▶ **Directive**
Take from the listing each line that has the string "ylabel".

▶ **Supplied data**
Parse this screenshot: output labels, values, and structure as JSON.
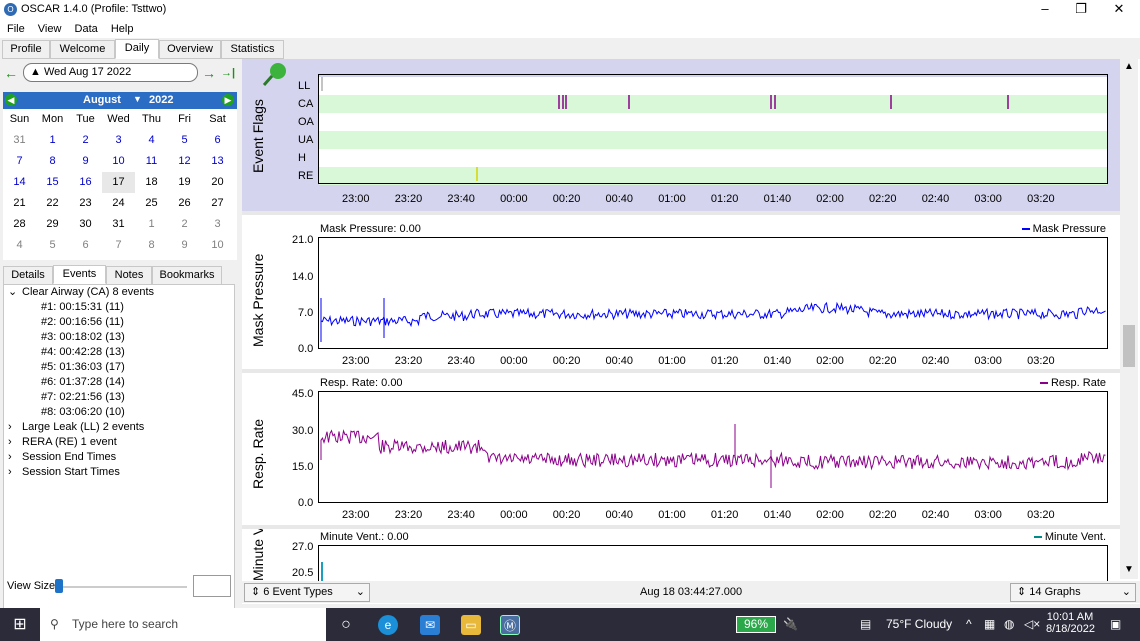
{
  "window": {
    "title": "OSCAR 1.4.0 (Profile: Tsttwo)",
    "min": "–",
    "max": "❐",
    "close": "✕"
  },
  "menu": [
    "File",
    "View",
    "Data",
    "Help"
  ],
  "tabs": [
    "Profile",
    "Welcome",
    "Daily",
    "Overview",
    "Statistics"
  ],
  "date_nav": {
    "back": "←",
    "date": "Wed Aug 17 2022",
    "forward": "→",
    "last": "→|"
  },
  "calendar": {
    "month": "August",
    "year": "2022",
    "weekdays": [
      "Sun",
      "Mon",
      "Tue",
      "Wed",
      "Thu",
      "Fri",
      "Sat"
    ],
    "rows": [
      [
        "31",
        "1",
        "2",
        "3",
        "4",
        "5",
        "6"
      ],
      [
        "7",
        "8",
        "9",
        "10",
        "11",
        "12",
        "13"
      ],
      [
        "14",
        "15",
        "16",
        "17",
        "18",
        "19",
        "20"
      ],
      [
        "21",
        "22",
        "23",
        "24",
        "25",
        "26",
        "27"
      ],
      [
        "28",
        "29",
        "30",
        "31",
        "1",
        "2",
        "3"
      ],
      [
        "4",
        "5",
        "6",
        "7",
        "8",
        "9",
        "10"
      ]
    ]
  },
  "subtabs": [
    "Details",
    "Events",
    "Notes",
    "Bookmarks"
  ],
  "events_tree": [
    {
      "label": "Clear Airway (CA) 8 events",
      "expanded": true,
      "children": [
        "#1: 00:15:31 (11)",
        "#2: 00:16:56 (11)",
        "#3: 00:18:02 (13)",
        "#4: 00:42:28 (13)",
        "#5: 01:36:03 (17)",
        "#6: 01:37:28 (14)",
        "#7: 02:21:56 (13)",
        "#8: 03:06:20 (10)"
      ]
    },
    {
      "label": "Large Leak (LL) 2 events",
      "expanded": false
    },
    {
      "label": "RERA (RE) 1 event",
      "expanded": false
    },
    {
      "label": "Session End Times",
      "expanded": false
    },
    {
      "label": "Session Start Times",
      "expanded": false
    }
  ],
  "view_size_label": "View Size",
  "time_ticks": [
    "23:00",
    "23:20",
    "23:40",
    "00:00",
    "00:20",
    "00:40",
    "01:00",
    "01:20",
    "01:40",
    "02:00",
    "02:20",
    "02:40",
    "03:00",
    "03:20"
  ],
  "event_flags": {
    "ylabel": "Event Flags",
    "rows": [
      "LL",
      "CA",
      "OA",
      "UA",
      "H",
      "RE"
    ]
  },
  "graphs": [
    {
      "id": "mask",
      "ylabel": "Mask Pressure",
      "title": "Mask Pressure: 0.00",
      "legend": "Mask Pressure",
      "color": "#0000ff",
      "yticks": [
        "21.0",
        "14.0",
        "7.0",
        "0.0"
      ]
    },
    {
      "id": "resp",
      "ylabel": "Resp. Rate",
      "title": "Resp. Rate: 0.00",
      "legend": "Resp. Rate",
      "color": "#8b008b",
      "yticks": [
        "45.0",
        "30.0",
        "15.0",
        "0.0"
      ]
    },
    {
      "id": "minvent",
      "ylabel": "Minute Vent.",
      "title": "Minute Vent.: 0.00",
      "legend": "Minute Vent.",
      "color": "#008b8b",
      "yticks": [
        "27.0",
        "20.5"
      ]
    }
  ],
  "bottom": {
    "event_types": "6 Event Types",
    "timestamp": "Aug 18 03:44:27.000",
    "graphs_count": "14 Graphs"
  },
  "taskbar": {
    "search_placeholder": "Type here to search",
    "battery": "96%",
    "weather": "75°F  Cloudy",
    "time": "10:01 AM",
    "date": "8/18/2022"
  },
  "colors": {
    "accent": "#2b6cc4",
    "flag_ca": "#8b008b",
    "flag_re": "#d4d400",
    "flag_band": "#d8f8d8"
  }
}
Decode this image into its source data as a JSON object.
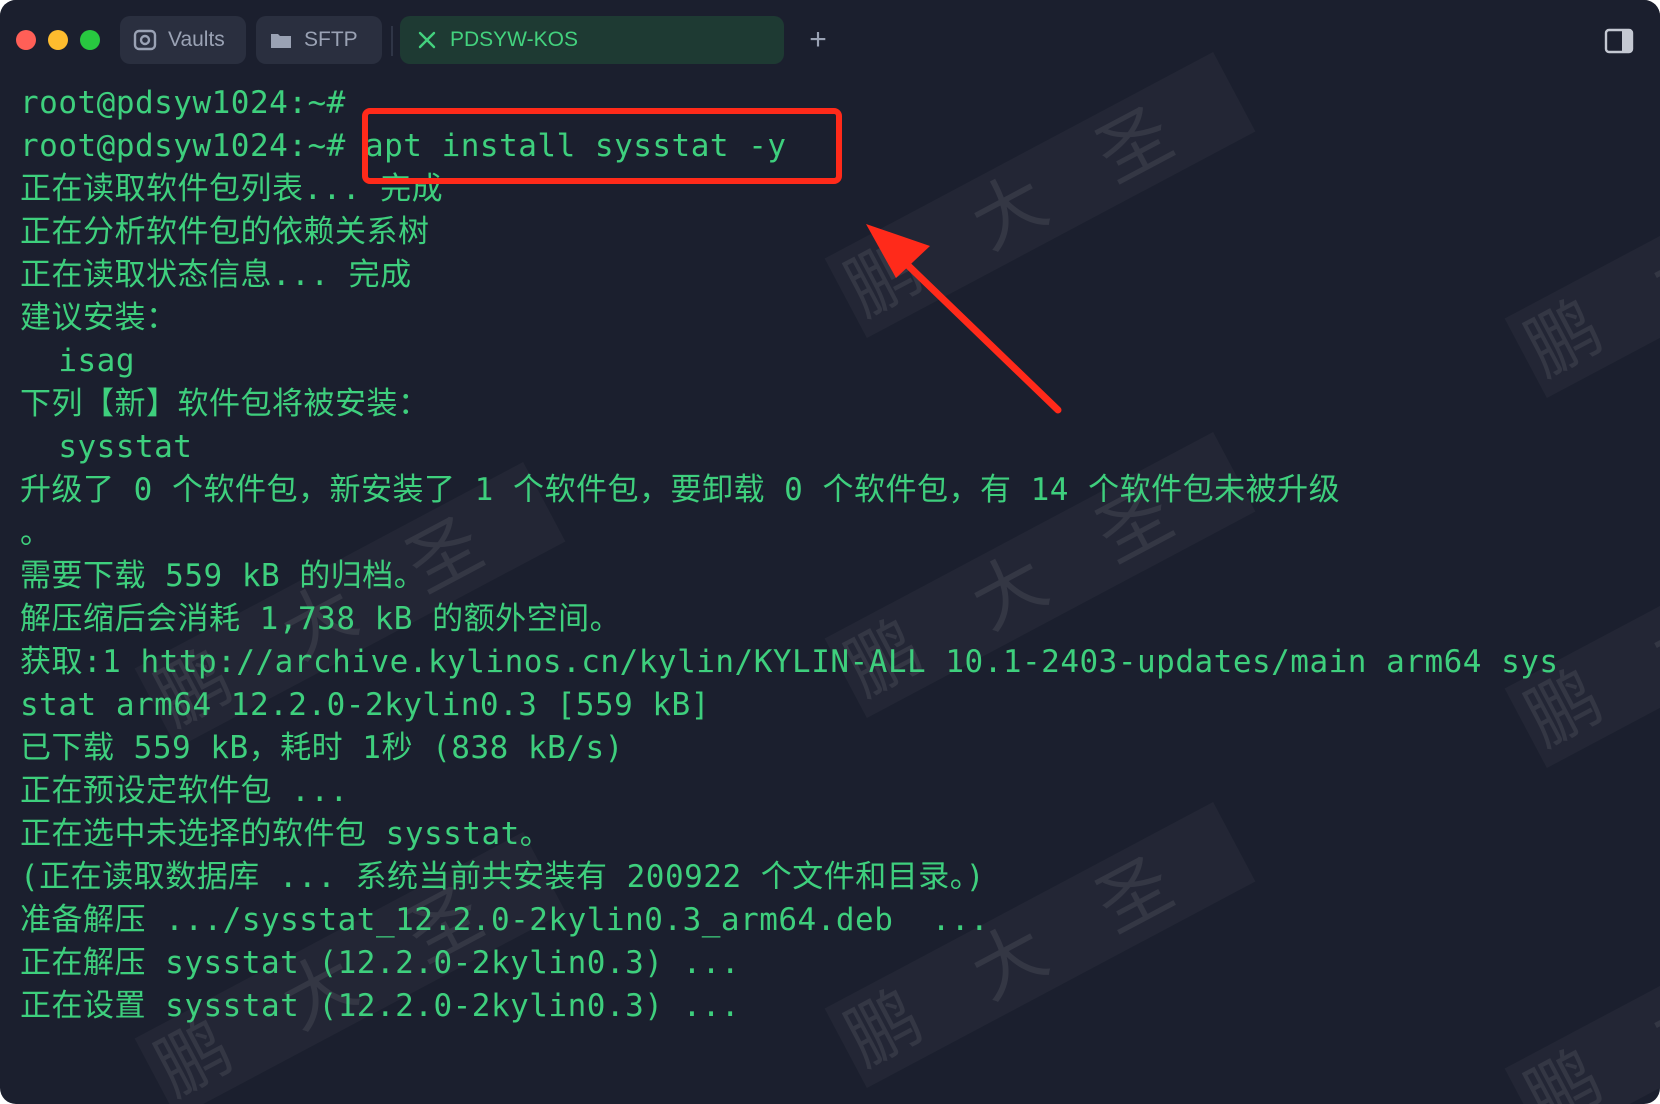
{
  "tabs": [
    {
      "label": "Vaults",
      "icon": "vault-icon"
    },
    {
      "label": "SFTP",
      "icon": "folder-icon"
    },
    {
      "label": "PDSYW-KOS",
      "icon": "close-icon",
      "active": true
    }
  ],
  "new_tab_label": "+",
  "watermark_text": "鹏大圣",
  "terminal": {
    "lines": [
      "root@pdsyw1024:~#",
      "root@pdsyw1024:~# apt install sysstat -y",
      "正在读取软件包列表... 完成",
      "正在分析软件包的依赖关系树",
      "正在读取状态信息... 完成",
      "建议安装：",
      "  isag",
      "下列【新】软件包将被安装：",
      "  sysstat",
      "升级了 0 个软件包，新安装了 1 个软件包，要卸载 0 个软件包，有 14 个软件包未被升级",
      "。",
      "需要下载 559 kB 的归档。",
      "解压缩后会消耗 1,738 kB 的额外空间。",
      "获取:1 http://archive.kylinos.cn/kylin/KYLIN-ALL 10.1-2403-updates/main arm64 sys",
      "stat arm64 12.2.0-2kylin0.3 [559 kB]",
      "已下载 559 kB，耗时 1秒 (838 kB/s)",
      "正在预设定软件包 ...",
      "正在选中未选择的软件包 sysstat。",
      "(正在读取数据库 ... 系统当前共安装有 200922 个文件和目录。)",
      "准备解压 .../sysstat_12.2.0-2kylin0.3_arm64.deb  ...",
      "正在解压 sysstat (12.2.0-2kylin0.3) ...",
      "正在设置 sysstat (12.2.0-2kylin0.3) ..."
    ]
  },
  "colors": {
    "background": "#1b1f2e",
    "text": "#3ecf7d",
    "active_tab": "#1e3a33",
    "annotation": "#ff2a1a"
  }
}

▶ **The result**
    "ylabel": "Event Flags",
      "ylabel": "Mask Pressure",
      "ylabel": "Resp. Rate",
      "ylabel": "Minute Vent.",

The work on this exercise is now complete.